In the records below, tally every line containing "Brittle". Report only the total.
-- -- --
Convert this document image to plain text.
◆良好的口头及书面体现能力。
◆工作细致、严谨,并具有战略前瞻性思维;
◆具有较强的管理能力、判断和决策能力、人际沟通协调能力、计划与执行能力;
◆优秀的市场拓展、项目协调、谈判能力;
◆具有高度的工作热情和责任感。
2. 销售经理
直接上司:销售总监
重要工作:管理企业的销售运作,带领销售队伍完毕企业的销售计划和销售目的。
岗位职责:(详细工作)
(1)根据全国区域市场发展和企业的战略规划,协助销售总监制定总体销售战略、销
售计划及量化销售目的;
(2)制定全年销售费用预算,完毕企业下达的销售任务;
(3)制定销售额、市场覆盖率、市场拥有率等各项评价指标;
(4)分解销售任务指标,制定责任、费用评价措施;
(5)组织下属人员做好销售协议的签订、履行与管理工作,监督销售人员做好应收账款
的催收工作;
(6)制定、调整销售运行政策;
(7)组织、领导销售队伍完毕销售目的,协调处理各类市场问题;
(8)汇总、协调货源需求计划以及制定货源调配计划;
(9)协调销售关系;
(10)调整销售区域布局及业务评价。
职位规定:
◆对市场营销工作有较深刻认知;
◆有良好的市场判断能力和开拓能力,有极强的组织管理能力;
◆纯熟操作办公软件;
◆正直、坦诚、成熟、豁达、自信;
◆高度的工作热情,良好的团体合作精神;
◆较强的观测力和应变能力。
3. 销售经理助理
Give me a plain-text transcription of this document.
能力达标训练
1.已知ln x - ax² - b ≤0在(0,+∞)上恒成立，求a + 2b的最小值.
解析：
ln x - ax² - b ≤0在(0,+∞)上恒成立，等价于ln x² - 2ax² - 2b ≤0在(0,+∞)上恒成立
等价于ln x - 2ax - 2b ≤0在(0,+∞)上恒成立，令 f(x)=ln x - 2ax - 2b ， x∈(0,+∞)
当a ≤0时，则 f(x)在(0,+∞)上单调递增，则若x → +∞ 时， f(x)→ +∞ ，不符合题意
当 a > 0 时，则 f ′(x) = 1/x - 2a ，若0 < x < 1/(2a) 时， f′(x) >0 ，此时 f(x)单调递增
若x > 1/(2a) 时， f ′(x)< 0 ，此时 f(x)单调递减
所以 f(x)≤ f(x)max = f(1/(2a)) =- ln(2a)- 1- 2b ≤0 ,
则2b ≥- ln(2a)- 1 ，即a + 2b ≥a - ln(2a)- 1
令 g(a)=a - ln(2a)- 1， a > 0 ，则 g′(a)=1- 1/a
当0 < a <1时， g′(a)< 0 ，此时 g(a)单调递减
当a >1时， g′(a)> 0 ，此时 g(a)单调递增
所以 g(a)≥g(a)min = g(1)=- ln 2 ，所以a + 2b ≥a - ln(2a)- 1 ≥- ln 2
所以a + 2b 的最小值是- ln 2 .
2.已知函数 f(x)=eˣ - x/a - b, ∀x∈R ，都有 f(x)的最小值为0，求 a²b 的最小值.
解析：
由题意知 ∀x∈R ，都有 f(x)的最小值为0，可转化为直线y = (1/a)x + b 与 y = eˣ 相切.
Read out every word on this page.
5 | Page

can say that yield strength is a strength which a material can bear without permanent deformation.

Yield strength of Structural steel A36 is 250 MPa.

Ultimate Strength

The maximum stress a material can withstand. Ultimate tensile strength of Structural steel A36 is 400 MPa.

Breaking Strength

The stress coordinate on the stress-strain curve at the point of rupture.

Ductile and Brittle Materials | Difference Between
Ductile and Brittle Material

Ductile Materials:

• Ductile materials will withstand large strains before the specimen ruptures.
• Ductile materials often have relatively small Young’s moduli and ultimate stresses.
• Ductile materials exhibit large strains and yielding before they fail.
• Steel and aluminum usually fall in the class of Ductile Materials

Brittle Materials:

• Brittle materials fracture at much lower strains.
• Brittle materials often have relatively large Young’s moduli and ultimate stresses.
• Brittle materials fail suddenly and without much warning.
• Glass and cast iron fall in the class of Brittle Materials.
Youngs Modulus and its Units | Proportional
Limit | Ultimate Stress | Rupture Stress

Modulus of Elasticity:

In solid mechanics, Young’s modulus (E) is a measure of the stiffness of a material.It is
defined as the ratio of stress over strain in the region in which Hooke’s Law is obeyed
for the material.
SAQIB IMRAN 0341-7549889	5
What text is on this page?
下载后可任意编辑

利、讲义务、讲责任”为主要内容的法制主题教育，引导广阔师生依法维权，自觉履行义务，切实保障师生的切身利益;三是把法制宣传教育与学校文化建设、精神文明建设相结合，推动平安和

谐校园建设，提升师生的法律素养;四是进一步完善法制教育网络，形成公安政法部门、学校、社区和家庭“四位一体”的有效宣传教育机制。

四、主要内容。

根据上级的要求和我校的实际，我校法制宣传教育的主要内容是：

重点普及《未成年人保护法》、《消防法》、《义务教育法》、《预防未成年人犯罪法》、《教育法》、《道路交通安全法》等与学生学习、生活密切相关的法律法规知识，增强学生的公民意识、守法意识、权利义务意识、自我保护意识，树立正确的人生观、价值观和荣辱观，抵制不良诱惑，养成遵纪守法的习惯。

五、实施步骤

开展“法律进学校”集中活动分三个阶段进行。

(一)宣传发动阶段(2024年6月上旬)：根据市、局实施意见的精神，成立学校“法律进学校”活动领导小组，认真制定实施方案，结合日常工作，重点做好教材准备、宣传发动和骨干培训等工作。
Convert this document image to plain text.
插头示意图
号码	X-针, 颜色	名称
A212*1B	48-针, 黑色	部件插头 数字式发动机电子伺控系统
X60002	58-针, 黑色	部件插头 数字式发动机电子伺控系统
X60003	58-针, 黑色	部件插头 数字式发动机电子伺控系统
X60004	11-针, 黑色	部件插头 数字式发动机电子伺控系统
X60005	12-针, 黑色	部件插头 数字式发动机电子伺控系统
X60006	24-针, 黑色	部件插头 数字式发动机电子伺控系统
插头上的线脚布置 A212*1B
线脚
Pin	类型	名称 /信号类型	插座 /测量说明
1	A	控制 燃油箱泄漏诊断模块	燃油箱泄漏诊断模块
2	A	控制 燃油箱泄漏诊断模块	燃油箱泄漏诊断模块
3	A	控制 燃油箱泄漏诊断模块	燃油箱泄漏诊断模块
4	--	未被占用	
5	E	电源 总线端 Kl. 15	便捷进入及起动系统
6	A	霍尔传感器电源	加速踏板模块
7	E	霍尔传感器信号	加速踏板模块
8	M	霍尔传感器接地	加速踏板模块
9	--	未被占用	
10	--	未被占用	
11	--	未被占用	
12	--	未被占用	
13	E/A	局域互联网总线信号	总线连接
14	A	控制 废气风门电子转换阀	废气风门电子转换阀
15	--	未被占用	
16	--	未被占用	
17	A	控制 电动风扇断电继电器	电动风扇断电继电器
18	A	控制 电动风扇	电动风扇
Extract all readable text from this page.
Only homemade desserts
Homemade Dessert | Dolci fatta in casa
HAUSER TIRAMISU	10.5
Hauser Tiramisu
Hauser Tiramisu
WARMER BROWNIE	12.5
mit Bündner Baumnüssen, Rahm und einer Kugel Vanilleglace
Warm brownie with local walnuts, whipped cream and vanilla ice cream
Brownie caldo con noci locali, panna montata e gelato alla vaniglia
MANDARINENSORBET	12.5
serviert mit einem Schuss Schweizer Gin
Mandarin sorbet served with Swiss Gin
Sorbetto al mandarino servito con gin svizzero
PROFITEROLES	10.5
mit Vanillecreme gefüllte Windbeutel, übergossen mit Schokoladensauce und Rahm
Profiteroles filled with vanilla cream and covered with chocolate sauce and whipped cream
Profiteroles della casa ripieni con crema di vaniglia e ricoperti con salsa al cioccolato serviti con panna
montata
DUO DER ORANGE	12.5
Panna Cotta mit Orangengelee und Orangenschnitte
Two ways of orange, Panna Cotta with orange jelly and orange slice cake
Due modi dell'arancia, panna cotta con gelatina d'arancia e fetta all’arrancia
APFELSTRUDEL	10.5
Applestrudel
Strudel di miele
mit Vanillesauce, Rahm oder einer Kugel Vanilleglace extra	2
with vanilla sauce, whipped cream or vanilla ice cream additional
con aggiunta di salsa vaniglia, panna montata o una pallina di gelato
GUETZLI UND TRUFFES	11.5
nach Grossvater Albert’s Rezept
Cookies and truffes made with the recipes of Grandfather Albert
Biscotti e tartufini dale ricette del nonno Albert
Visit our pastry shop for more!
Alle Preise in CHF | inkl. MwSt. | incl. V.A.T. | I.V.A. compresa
-- -- --
[Written answer]:
7